Note each line of the listing that contains the string "Mixed", and copy it.

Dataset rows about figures

= = =

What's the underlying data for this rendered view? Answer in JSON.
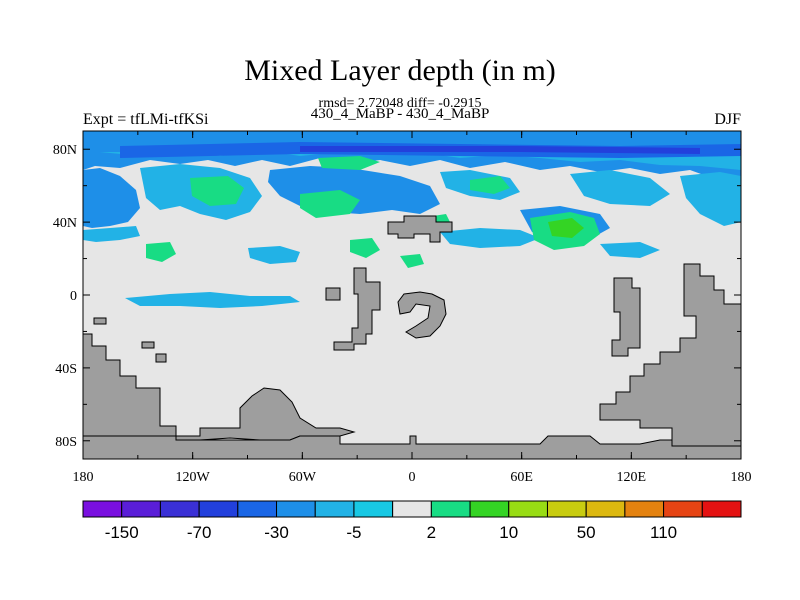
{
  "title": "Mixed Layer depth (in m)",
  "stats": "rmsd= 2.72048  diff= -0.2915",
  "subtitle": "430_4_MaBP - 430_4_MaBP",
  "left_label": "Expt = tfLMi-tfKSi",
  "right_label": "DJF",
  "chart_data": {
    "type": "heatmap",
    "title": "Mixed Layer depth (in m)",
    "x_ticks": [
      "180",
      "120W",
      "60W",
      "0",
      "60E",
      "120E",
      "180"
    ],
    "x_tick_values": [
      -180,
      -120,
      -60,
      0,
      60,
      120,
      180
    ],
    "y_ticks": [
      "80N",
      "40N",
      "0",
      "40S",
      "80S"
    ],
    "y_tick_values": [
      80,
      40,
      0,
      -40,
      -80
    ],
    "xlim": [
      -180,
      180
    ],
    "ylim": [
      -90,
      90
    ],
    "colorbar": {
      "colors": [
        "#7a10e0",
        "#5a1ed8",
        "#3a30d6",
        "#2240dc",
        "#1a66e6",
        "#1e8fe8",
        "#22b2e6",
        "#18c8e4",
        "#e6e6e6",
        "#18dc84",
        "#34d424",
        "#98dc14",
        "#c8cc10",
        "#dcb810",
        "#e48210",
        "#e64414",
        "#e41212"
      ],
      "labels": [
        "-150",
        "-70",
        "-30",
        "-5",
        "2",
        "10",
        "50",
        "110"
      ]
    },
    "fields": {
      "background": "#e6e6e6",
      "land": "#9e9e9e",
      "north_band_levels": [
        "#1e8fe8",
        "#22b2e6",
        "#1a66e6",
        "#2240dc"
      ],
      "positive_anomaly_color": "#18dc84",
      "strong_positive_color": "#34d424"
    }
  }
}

= = =

• _Solution below_
  "title": "Mixed Layer depth (in m)",
    "title": "Mixed Layer depth (in m)",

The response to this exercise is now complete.